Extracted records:
○ ○ ○ ○ ○

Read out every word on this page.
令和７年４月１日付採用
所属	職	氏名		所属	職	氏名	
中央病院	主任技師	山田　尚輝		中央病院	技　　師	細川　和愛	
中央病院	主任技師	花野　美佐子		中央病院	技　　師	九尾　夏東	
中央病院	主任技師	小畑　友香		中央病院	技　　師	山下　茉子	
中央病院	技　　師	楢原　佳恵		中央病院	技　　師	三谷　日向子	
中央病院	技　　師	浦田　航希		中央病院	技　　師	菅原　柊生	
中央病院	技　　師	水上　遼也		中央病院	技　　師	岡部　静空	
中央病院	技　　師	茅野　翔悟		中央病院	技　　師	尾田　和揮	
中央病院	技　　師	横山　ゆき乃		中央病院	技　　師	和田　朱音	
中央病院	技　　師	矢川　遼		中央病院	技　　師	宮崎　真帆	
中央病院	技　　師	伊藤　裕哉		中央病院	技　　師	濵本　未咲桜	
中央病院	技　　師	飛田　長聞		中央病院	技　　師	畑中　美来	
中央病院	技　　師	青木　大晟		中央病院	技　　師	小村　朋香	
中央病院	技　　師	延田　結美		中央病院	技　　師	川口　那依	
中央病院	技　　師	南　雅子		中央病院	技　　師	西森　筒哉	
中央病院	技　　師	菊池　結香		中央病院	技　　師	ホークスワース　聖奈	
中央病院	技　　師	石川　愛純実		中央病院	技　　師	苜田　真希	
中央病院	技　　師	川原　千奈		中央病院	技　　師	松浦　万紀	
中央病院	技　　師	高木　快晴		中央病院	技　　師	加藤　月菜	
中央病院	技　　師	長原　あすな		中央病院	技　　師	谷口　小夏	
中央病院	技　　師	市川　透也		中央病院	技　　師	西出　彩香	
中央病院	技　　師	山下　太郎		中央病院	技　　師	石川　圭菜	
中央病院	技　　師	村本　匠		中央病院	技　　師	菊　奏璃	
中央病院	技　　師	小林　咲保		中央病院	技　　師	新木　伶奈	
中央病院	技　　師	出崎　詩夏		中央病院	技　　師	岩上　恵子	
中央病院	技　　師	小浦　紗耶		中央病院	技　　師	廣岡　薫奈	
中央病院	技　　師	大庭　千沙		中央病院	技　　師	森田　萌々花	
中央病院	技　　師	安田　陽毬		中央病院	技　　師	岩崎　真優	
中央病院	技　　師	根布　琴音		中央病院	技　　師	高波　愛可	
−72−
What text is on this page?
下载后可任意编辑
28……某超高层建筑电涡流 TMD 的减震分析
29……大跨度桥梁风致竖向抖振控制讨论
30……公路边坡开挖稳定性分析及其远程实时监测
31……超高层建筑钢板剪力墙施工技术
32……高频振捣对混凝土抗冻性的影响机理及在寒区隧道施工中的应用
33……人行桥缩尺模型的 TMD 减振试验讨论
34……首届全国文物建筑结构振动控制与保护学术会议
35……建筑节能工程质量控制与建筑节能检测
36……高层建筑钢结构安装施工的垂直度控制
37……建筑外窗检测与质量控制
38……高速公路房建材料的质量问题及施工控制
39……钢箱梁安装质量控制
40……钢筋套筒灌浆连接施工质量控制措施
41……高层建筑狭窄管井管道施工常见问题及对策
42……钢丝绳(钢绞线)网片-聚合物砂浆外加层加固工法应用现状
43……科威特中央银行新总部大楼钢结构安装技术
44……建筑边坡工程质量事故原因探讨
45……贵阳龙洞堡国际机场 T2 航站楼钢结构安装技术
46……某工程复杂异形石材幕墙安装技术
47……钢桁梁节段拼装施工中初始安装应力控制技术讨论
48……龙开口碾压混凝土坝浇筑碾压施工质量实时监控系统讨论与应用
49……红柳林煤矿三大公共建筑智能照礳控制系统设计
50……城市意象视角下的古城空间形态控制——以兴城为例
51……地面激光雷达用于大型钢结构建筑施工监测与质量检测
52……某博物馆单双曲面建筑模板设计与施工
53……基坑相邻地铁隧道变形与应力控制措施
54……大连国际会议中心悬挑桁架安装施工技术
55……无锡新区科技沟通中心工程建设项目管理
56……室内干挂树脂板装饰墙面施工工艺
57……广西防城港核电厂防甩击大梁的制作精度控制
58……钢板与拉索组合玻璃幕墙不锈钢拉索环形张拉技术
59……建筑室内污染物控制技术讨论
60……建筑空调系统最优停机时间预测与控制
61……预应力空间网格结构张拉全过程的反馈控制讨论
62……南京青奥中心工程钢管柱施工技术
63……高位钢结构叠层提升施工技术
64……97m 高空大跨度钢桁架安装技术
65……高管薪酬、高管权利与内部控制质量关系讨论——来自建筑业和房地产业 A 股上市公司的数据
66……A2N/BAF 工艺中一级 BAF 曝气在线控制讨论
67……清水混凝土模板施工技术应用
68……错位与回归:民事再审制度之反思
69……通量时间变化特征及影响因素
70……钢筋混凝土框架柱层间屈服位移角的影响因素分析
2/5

○ ○ ○ ○ ○

Search the records for the string "this" and return every line in which it occurs.

SOLUTION:
Read out every word on this page.
What text is on this page?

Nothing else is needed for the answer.